#### Material supplied ####

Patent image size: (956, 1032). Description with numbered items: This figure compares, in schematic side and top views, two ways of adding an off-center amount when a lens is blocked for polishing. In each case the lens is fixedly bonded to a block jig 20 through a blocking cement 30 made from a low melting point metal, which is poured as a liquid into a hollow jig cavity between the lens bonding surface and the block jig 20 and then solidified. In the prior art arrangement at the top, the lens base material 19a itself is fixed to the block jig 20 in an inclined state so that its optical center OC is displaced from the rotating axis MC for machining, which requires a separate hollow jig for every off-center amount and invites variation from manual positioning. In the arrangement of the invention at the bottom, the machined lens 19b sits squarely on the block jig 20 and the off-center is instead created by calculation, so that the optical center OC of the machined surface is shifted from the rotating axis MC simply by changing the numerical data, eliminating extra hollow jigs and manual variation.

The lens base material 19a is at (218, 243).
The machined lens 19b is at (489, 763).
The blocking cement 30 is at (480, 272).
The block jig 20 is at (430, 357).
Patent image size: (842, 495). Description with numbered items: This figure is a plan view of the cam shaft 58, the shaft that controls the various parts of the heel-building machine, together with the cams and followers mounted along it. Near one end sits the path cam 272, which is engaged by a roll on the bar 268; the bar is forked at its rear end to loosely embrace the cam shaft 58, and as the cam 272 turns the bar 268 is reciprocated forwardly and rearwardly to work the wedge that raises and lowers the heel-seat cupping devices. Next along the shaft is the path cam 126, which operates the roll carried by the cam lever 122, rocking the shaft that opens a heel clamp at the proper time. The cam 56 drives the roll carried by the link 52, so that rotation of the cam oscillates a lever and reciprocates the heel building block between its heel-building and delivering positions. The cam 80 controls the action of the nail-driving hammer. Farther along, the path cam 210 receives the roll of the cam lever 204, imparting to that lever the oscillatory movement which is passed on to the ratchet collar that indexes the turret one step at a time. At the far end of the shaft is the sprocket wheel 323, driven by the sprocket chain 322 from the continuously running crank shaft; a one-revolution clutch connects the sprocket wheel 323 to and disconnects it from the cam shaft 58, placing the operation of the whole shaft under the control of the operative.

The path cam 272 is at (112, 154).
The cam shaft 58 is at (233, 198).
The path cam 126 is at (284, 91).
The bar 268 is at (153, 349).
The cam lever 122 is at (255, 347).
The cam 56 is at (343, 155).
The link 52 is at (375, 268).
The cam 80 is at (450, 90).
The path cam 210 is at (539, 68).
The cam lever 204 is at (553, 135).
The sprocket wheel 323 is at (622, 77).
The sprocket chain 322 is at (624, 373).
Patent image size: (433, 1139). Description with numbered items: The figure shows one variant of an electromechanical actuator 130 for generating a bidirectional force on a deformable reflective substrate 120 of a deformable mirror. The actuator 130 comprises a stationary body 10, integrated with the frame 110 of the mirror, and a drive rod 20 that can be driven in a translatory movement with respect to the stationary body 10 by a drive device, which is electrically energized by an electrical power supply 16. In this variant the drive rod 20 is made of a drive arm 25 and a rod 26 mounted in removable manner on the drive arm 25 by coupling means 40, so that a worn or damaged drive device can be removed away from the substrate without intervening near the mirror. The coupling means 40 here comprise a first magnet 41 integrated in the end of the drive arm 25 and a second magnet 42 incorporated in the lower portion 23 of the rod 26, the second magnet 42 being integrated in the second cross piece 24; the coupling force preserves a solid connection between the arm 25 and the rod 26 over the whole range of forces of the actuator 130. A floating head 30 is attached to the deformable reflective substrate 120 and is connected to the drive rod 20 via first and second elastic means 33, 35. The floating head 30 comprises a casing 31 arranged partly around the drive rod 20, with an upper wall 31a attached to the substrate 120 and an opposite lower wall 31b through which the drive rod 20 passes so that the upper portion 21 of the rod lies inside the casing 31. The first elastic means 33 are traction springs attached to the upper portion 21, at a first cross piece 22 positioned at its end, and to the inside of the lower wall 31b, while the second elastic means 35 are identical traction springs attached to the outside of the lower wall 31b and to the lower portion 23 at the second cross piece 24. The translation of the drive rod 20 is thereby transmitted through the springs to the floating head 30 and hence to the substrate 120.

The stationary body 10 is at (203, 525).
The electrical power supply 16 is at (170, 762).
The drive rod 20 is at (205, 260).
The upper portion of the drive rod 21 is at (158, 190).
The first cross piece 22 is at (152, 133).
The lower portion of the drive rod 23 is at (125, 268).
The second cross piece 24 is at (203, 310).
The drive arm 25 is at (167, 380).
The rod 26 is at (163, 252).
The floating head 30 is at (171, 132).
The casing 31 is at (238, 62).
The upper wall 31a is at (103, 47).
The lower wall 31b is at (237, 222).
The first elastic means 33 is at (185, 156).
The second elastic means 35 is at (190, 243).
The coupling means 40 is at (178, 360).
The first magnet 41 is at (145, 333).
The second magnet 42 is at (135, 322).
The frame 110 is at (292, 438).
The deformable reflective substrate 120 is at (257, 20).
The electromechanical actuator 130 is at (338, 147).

####

What this task involves: Return every line of the records above verbatim, changing nothing.

Expected answer:
Patent image size: (956, 1032). Description with numbered items: This figure compares, in schematic side and top views, two ways of adding an off-center amount when a lens is blocked for polishing. In each case the lens is fixedly bonded to a block jig 20 through a blocking cement 30 made from a low melting point metal, which is poured as a liquid into a hollow jig cavity between the lens bonding surface and the block jig 20 and then solidified. In the prior art arrangement at the top, the lens base material 19a itself is fixed to the block jig 20 in an inclined state so that its optical center OC is displaced from the rotating axis MC for machining, which requires a separate hollow jig for every off-center amount and invites variation from manual positioning. In the arrangement of the invention at the bottom, the machined lens 19b sits squarely on the block jig 20 and the off-center is instead created by calculation, so that the optical center OC of the machined surface is shifted from the rotating axis MC simply by changing the numerical data, eliminating extra hollow jigs and manual variation.

The lens base material 19a is at (218, 243).
The machined lens 19b is at (489, 763).
The blocking cement 30 is at (480, 272).
The block jig 20 is at (430, 357).
Patent image size: (842, 495). Description with numbered items: This figure is a plan view of the cam shaft 58, the shaft that controls the various parts of the heel-building machine, together with the cams and followers mounted along it. Near one end sits the path cam 272, which is engaged by a roll on the bar 268; the bar is forked at its rear end to loosely embrace the cam shaft 58, and as the cam 272 turns the bar 268 is reciprocated forwardly and rearwardly to work the wedge that raises and lowers the heel-seat cupping devices. Next along the shaft is the path cam 126, which operates the roll carried by the cam lever 122, rocking the shaft that opens a heel clamp at the proper time. The cam 56 drives the roll carried by the link 52, so that rotation of the cam oscillates a lever and reciprocates the heel building block between its heel-building and delivering positions. The cam 80 controls the action of the nail-driving hammer. Farther along, the path cam 210 receives the roll of the cam lever 204, imparting to that lever the oscillatory movement which is passed on to the ratchet collar that indexes the turret one step at a time. At the far end of the shaft is the sprocket wheel 323, driven by the sprocket chain 322 from the continuously running crank shaft; a one-revolution clutch connects the sprocket wheel 323 to and disconnects it from the cam shaft 58, placing the operation of the whole shaft under the control of the operative.

The path cam 272 is at (112, 154).
The cam shaft 58 is at (233, 198).
The path cam 126 is at (284, 91).
The bar 268 is at (153, 349).
The cam lever 122 is at (255, 347).
The cam 56 is at (343, 155).
The link 52 is at (375, 268).
The cam 80 is at (450, 90).
The path cam 210 is at (539, 68).
The cam lever 204 is at (553, 135).
The sprocket wheel 323 is at (622, 77).
The sprocket chain 322 is at (624, 373).
Patent image size: (433, 1139). Description with numbered items: The figure shows one variant of an electromechanical actuator 130 for generating a bidirectional force on a deformable reflective substrate 120 of a deformable mirror. The actuator 130 comprises a stationary body 10, integrated with the frame 110 of the mirror, and a drive rod 20 that can be driven in a translatory movement with respect to the stationary body 10 by a drive device, which is electrically energized by an electrical power supply 16. In this variant the drive rod 20 is made of a drive arm 25 and a rod 26 mounted in removable manner on the drive arm 25 by coupling means 40, so that a worn or damaged drive device can be removed away from the substrate without intervening near the mirror. The coupling means 40 here comprise a first magnet 41 integrated in the end of the drive arm 25 and a second magnet 42 incorporated in the lower portion 23 of the rod 26, the second magnet 42 being integrated in the second cross piece 24; the coupling force preserves a solid connection between the arm 25 and the rod 26 over the whole range of forces of the actuator 130. A floating head 30 is attached to the deformable reflective substrate 120 and is connected to the drive rod 20 via first and second elastic means 33, 35. The floating head 30 comprises a casing 31 arranged partly around the drive rod 20, with an upper wall 31a attached to the substrate 120 and an opposite lower wall 31b through which the drive rod 20 passes so that the upper portion 21 of the rod lies inside the casing 31. The first elastic means 33 are traction springs attached to the upper portion 21, at a first cross piece 22 positioned at its end, and to the inside of the lower wall 31b, while the second elastic means 35 are identical traction springs attached to the outside of the lower wall 31b and to the lower portion 23 at the second cross piece 24. The translation of the drive rod 20 is thereby transmitted through the springs to the floating head 30 and hence to the substrate 120.

The stationary body 10 is at (203, 525).
The electrical power supply 16 is at (170, 762).
The drive rod 20 is at (205, 260).
The upper portion of the drive rod 21 is at (158, 190).
The first cross piece 22 is at (152, 133).
The lower portion of the drive rod 23 is at (125, 268).
The second cross piece 24 is at (203, 310).
The drive arm 25 is at (167, 380).
The rod 26 is at (163, 252).
The floating head 30 is at (171, 132).
The casing 31 is at (238, 62).
The upper wall 31a is at (103, 47).
The lower wall 31b is at (237, 222).
The first elastic means 33 is at (185, 156).
The second elastic means 35 is at (190, 243).
The coupling means 40 is at (178, 360).
The first magnet 41 is at (145, 333).
The second magnet 42 is at (135, 322).
The frame 110 is at (292, 438).
The deformable reflective substrate 120 is at (257, 20).
The electromechanical actuator 130 is at (338, 147).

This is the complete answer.